| STATED TASK |
Show only lines that include "name".

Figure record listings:

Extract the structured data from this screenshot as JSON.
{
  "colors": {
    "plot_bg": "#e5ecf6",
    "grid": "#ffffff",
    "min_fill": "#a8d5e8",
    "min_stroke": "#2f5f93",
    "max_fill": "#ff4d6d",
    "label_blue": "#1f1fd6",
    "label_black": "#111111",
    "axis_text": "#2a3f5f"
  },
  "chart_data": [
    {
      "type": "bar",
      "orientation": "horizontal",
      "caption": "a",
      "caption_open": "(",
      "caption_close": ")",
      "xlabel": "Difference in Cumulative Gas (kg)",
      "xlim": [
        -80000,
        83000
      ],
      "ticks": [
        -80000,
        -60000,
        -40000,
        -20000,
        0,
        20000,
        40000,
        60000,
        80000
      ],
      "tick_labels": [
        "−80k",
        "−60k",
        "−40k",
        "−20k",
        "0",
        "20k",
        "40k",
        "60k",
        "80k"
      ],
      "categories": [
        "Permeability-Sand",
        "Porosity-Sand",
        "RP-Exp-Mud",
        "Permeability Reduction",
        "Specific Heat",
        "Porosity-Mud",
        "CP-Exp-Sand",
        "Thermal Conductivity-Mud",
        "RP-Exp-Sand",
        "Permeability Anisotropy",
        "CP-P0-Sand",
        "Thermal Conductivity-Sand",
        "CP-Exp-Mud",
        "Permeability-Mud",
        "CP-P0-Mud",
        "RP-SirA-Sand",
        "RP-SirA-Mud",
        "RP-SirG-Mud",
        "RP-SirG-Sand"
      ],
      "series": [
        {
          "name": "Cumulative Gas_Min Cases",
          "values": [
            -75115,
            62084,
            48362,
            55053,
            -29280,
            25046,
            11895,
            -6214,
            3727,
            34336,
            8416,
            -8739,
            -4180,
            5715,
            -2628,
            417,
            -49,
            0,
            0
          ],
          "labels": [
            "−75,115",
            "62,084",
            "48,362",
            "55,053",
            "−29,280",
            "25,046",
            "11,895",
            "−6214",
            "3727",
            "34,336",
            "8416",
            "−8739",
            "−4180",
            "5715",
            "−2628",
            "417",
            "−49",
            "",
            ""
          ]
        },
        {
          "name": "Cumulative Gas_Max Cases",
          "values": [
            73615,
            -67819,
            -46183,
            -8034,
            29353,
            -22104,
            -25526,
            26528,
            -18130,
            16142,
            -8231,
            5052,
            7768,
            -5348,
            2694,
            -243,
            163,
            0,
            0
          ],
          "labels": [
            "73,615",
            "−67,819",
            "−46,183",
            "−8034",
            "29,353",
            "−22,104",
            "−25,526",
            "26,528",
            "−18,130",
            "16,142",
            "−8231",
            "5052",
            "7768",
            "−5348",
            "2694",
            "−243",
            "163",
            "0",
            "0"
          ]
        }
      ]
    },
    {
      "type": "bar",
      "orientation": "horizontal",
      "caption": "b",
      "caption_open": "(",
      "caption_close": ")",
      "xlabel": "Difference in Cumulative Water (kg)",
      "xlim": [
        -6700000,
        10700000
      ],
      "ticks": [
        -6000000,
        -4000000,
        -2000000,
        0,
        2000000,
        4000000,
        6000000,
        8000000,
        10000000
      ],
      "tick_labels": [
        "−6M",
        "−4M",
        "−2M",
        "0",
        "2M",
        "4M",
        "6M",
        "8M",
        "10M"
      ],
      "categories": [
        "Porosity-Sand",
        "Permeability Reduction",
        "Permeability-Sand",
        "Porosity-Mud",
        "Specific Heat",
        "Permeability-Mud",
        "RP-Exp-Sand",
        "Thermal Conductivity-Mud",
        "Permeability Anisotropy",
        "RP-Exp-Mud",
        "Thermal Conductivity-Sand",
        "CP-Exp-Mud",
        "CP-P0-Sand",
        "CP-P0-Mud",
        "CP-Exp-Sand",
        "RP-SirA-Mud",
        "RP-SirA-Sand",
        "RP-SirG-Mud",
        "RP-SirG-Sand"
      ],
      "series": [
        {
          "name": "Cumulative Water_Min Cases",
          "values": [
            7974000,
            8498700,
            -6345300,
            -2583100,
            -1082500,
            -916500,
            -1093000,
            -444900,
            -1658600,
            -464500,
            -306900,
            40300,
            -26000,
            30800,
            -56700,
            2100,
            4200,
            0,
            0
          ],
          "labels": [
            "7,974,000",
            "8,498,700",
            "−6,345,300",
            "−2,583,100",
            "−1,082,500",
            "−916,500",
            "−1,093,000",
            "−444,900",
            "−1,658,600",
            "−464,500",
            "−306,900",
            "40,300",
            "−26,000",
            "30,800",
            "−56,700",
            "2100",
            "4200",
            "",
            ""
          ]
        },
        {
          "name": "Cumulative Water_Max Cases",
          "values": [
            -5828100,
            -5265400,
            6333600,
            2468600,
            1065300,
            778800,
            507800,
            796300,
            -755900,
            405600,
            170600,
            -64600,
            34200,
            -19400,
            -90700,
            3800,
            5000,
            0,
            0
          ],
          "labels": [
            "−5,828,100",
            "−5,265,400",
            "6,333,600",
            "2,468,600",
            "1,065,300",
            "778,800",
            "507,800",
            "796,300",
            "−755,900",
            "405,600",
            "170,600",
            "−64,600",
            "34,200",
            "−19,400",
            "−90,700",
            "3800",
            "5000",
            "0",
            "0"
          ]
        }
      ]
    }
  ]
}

| ANSWER BELOW |
          "name": "Cumulative Gas_Min Cases",
          "name": "Cumulative Gas_Max Cases",
          "name": "Cumulative Water_Min Cases",
          "name": "Cumulative Water_Max Cases",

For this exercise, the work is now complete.